Exercise: Below is a block of data; give all of it again word for word.
┏━━
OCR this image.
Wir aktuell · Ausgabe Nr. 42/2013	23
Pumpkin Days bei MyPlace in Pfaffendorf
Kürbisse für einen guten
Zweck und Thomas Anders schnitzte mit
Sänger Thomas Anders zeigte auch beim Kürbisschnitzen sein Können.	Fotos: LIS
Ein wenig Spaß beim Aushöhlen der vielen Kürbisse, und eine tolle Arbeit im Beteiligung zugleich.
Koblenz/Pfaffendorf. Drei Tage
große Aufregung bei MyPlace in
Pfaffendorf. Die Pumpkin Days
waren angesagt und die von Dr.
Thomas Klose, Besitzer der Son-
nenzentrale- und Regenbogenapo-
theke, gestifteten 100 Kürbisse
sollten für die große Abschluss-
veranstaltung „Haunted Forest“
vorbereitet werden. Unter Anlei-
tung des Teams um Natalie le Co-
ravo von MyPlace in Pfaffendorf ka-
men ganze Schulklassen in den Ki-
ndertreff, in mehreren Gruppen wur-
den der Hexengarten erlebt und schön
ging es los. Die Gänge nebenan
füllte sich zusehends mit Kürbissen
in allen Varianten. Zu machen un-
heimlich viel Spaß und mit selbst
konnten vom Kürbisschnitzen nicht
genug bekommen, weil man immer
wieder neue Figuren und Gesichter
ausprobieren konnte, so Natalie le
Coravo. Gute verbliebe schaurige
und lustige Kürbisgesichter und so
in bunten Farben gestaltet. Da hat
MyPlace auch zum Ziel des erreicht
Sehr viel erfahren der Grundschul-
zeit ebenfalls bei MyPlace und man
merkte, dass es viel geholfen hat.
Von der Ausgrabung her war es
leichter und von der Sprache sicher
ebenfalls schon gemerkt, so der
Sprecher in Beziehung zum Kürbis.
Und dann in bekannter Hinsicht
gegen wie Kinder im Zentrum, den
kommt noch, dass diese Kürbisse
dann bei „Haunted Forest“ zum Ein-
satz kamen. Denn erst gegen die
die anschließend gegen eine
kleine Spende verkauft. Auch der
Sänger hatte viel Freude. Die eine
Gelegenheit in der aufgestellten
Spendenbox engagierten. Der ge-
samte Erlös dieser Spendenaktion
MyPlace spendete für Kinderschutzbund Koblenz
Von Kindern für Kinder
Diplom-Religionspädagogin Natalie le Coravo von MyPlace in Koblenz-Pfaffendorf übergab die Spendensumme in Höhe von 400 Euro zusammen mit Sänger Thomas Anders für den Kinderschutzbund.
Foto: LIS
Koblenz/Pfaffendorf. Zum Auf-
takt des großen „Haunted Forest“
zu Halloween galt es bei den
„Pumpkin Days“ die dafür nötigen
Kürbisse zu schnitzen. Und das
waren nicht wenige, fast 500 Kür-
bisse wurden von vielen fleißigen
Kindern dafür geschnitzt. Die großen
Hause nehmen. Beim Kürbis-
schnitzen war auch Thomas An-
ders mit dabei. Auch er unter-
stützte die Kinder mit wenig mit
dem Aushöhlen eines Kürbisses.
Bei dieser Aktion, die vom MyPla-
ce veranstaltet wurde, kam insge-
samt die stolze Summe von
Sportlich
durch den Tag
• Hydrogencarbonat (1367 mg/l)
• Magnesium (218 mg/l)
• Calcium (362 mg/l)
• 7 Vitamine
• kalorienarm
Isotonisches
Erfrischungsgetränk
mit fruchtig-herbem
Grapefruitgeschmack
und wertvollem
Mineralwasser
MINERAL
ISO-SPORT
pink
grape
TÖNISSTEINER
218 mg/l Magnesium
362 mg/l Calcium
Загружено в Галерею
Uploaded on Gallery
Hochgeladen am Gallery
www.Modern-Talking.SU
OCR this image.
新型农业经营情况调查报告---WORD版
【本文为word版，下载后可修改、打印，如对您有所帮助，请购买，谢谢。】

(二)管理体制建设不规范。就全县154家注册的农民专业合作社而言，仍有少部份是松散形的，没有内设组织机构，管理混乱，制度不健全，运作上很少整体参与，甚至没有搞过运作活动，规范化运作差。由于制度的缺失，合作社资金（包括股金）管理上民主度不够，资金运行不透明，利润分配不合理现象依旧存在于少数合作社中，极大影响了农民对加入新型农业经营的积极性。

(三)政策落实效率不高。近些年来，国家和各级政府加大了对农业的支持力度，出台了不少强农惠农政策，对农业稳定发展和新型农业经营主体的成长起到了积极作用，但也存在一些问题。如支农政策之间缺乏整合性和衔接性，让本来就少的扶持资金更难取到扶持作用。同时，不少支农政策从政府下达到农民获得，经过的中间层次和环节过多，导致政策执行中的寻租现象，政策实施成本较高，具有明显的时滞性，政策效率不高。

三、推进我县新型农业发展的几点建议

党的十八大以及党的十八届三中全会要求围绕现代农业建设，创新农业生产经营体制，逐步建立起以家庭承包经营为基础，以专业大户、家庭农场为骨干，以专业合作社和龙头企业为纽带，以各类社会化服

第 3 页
┗━━
Exercise answer:
OCR this image.
Wir aktuell · Ausgabe Nr. 42/2013	23
Pumpkin Days bei MyPlace in Pfaffendorf
Kürbisse für einen guten
Zweck und Thomas Anders schnitzte mit
Sänger Thomas Anders zeigte auch beim Kürbisschnitzen sein Können.	Fotos: LIS
Ein wenig Spaß beim Aushöhlen der vielen Kürbisse, und eine tolle Arbeit im Beteiligung zugleich.
Koblenz/Pfaffendorf. Drei Tage
große Aufregung bei MyPlace in
Pfaffendorf. Die Pumpkin Days
waren angesagt und die von Dr.
Thomas Klose, Besitzer der Son-
nenzentrale- und Regenbogenapo-
theke, gestifteten 100 Kürbisse
sollten für die große Abschluss-
veranstaltung „Haunted Forest“
vorbereitet werden. Unter Anlei-
tung des Teams um Natalie le Co-
ravo von MyPlace in Pfaffendorf ka-
men ganze Schulklassen in den Ki-
ndertreff, in mehreren Gruppen wur-
den der Hexengarten erlebt und schön
ging es los. Die Gänge nebenan
füllte sich zusehends mit Kürbissen
in allen Varianten. Zu machen un-
heimlich viel Spaß und mit selbst
konnten vom Kürbisschnitzen nicht
genug bekommen, weil man immer
wieder neue Figuren und Gesichter
ausprobieren konnte, so Natalie le
Coravo. Gute verbliebe schaurige
und lustige Kürbisgesichter und so
in bunten Farben gestaltet. Da hat
MyPlace auch zum Ziel des erreicht
Sehr viel erfahren der Grundschul-
zeit ebenfalls bei MyPlace und man
merkte, dass es viel geholfen hat.
Von der Ausgrabung her war es
leichter und von der Sprache sicher
ebenfalls schon gemerkt, so der
Sprecher in Beziehung zum Kürbis.
Und dann in bekannter Hinsicht
gegen wie Kinder im Zentrum, den
kommt noch, dass diese Kürbisse
dann bei „Haunted Forest“ zum Ein-
satz kamen. Denn erst gegen die
die anschließend gegen eine
kleine Spende verkauft. Auch der
Sänger hatte viel Freude. Die eine
Gelegenheit in der aufgestellten
Spendenbox engagierten. Der ge-
samte Erlös dieser Spendenaktion
MyPlace spendete für Kinderschutzbund Koblenz
Von Kindern für Kinder
Diplom-Religionspädagogin Natalie le Coravo von MyPlace in Koblenz-Pfaffendorf übergab die Spendensumme in Höhe von 400 Euro zusammen mit Sänger Thomas Anders für den Kinderschutzbund.
Foto: LIS
Koblenz/Pfaffendorf. Zum Auf-
takt des großen „Haunted Forest“
zu Halloween galt es bei den
„Pumpkin Days“ die dafür nötigen
Kürbisse zu schnitzen. Und das
waren nicht wenige, fast 500 Kür-
bisse wurden von vielen fleißigen
Kindern dafür geschnitzt. Die großen
Hause nehmen. Beim Kürbis-
schnitzen war auch Thomas An-
ders mit dabei. Auch er unter-
stützte die Kinder mit wenig mit
dem Aushöhlen eines Kürbisses.
Bei dieser Aktion, die vom MyPla-
ce veranstaltet wurde, kam insge-
samt die stolze Summe von
Sportlich
durch den Tag
• Hydrogencarbonat (1367 mg/l)
• Magnesium (218 mg/l)
• Calcium (362 mg/l)
• 7 Vitamine
• kalorienarm
Isotonisches
Erfrischungsgetränk
mit fruchtig-herbem
Grapefruitgeschmack
und wertvollem
Mineralwasser
MINERAL
ISO-SPORT
pink
grape
TÖNISSTEINER
218 mg/l Magnesium
362 mg/l Calcium
Загружено в Галерею
Uploaded on Gallery
Hochgeladen am Gallery
www.Modern-Talking.SU
OCR this image.
新型农业经营情况调查报告---WORD版
【本文为word版，下载后可修改、打印，如对您有所帮助，请购买，谢谢。】

(二)管理体制建设不规范。就全县154家注册的农民专业合作社而言，仍有少部份是松散形的，没有内设组织机构，管理混乱，制度不健全，运作上很少整体参与，甚至没有搞过运作活动，规范化运作差。由于制度的缺失，合作社资金（包括股金）管理上民主度不够，资金运行不透明，利润分配不合理现象依旧存在于少数合作社中，极大影响了农民对加入新型农业经营的积极性。

(三)政策落实效率不高。近些年来，国家和各级政府加大了对农业的支持力度，出台了不少强农惠农政策，对农业稳定发展和新型农业经营主体的成长起到了积极作用，但也存在一些问题。如支农政策之间缺乏整合性和衔接性，让本来就少的扶持资金更难取到扶持作用。同时，不少支农政策从政府下达到农民获得，经过的中间层次和环节过多，导致政策执行中的寻租现象，政策实施成本较高，具有明显的时滞性，政策效率不高。

三、推进我县新型农业发展的几点建议

党的十八大以及党的十八届三中全会要求围绕现代农业建设，创新农业生产经营体制，逐步建立起以家庭承包经营为基础，以专业大户、家庭农场为骨干，以专业合作社和龙头企业为纽带，以各类社会化服

第 3 页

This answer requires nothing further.